- **Given exercise**
Repeat, without any change, the entries presented below.

- **Extracted entries**
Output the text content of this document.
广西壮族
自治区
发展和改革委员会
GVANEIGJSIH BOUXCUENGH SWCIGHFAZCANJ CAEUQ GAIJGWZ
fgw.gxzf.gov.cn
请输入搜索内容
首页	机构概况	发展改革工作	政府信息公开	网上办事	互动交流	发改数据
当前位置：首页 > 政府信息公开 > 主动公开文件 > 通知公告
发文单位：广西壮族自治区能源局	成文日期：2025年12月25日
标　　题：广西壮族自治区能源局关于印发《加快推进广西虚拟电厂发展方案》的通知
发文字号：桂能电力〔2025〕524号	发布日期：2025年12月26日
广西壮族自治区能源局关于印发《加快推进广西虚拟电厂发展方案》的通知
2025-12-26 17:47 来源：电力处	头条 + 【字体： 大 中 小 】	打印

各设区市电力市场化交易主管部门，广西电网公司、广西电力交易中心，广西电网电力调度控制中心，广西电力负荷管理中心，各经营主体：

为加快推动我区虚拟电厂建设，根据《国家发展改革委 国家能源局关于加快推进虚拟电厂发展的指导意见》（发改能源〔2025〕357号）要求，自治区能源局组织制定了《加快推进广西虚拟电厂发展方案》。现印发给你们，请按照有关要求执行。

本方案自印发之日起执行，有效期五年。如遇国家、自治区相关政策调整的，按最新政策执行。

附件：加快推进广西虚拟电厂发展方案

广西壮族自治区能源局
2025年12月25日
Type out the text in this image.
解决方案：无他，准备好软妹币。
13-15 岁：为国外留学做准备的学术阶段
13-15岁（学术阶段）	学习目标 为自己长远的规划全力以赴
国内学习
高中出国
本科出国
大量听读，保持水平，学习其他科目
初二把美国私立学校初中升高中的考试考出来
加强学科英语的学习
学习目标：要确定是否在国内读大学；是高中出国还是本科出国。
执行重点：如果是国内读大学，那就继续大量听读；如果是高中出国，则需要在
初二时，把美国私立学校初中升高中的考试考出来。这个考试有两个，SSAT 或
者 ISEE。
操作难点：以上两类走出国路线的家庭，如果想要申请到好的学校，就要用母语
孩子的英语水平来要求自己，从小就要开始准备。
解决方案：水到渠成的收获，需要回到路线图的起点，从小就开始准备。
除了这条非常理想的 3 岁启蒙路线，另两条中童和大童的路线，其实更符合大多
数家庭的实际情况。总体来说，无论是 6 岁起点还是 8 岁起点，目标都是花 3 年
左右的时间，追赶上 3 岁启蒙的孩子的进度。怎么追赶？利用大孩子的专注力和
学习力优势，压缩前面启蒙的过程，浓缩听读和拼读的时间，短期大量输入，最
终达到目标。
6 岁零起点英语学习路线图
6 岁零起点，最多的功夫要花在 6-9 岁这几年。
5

- **The answer**
Output the text content of this document.
广西壮族
自治区
发展和改革委员会
GVANEIGJSIH BOUXCUENGH SWCIGHFAZCANJ CAEUQ GAIJGWZ
fgw.gxzf.gov.cn
请输入搜索内容
首页	机构概况	发展改革工作	政府信息公开	网上办事	互动交流	发改数据
当前位置：首页 > 政府信息公开 > 主动公开文件 > 通知公告
发文单位：广西壮族自治区能源局	成文日期：2025年12月25日
标　　题：广西壮族自治区能源局关于印发《加快推进广西虚拟电厂发展方案》的通知
发文字号：桂能电力〔2025〕524号	发布日期：2025年12月26日
广西壮族自治区能源局关于印发《加快推进广西虚拟电厂发展方案》的通知
2025-12-26 17:47 来源：电力处	头条 + 【字体： 大 中 小 】	打印

各设区市电力市场化交易主管部门，广西电网公司、广西电力交易中心，广西电网电力调度控制中心，广西电力负荷管理中心，各经营主体：

为加快推动我区虚拟电厂建设，根据《国家发展改革委 国家能源局关于加快推进虚拟电厂发展的指导意见》（发改能源〔2025〕357号）要求，自治区能源局组织制定了《加快推进广西虚拟电厂发展方案》。现印发给你们，请按照有关要求执行。

本方案自印发之日起执行，有效期五年。如遇国家、自治区相关政策调整的，按最新政策执行。

附件：加快推进广西虚拟电厂发展方案

广西壮族自治区能源局
2025年12月25日
Type out the text in this image.
解决方案：无他，准备好软妹币。
13-15 岁：为国外留学做准备的学术阶段
13-15岁（学术阶段）	学习目标 为自己长远的规划全力以赴
国内学习
高中出国
本科出国
大量听读，保持水平，学习其他科目
初二把美国私立学校初中升高中的考试考出来
加强学科英语的学习
学习目标：要确定是否在国内读大学；是高中出国还是本科出国。
执行重点：如果是国内读大学，那就继续大量听读；如果是高中出国，则需要在
初二时，把美国私立学校初中升高中的考试考出来。这个考试有两个，SSAT 或
者 ISEE。
操作难点：以上两类走出国路线的家庭，如果想要申请到好的学校，就要用母语
孩子的英语水平来要求自己，从小就要开始准备。
解决方案：水到渠成的收获，需要回到路线图的起点，从小就开始准备。
除了这条非常理想的 3 岁启蒙路线，另两条中童和大童的路线，其实更符合大多
数家庭的实际情况。总体来说，无论是 6 岁起点还是 8 岁起点，目标都是花 3 年
左右的时间，追赶上 3 岁启蒙的孩子的进度。怎么追赶？利用大孩子的专注力和
学习力优势，压缩前面启蒙的过程，浓缩听读和拼读的时间，短期大量输入，最
终达到目标。
6 岁零起点英语学习路线图
6 岁零起点，最多的功夫要花在 6-9 岁这几年。
5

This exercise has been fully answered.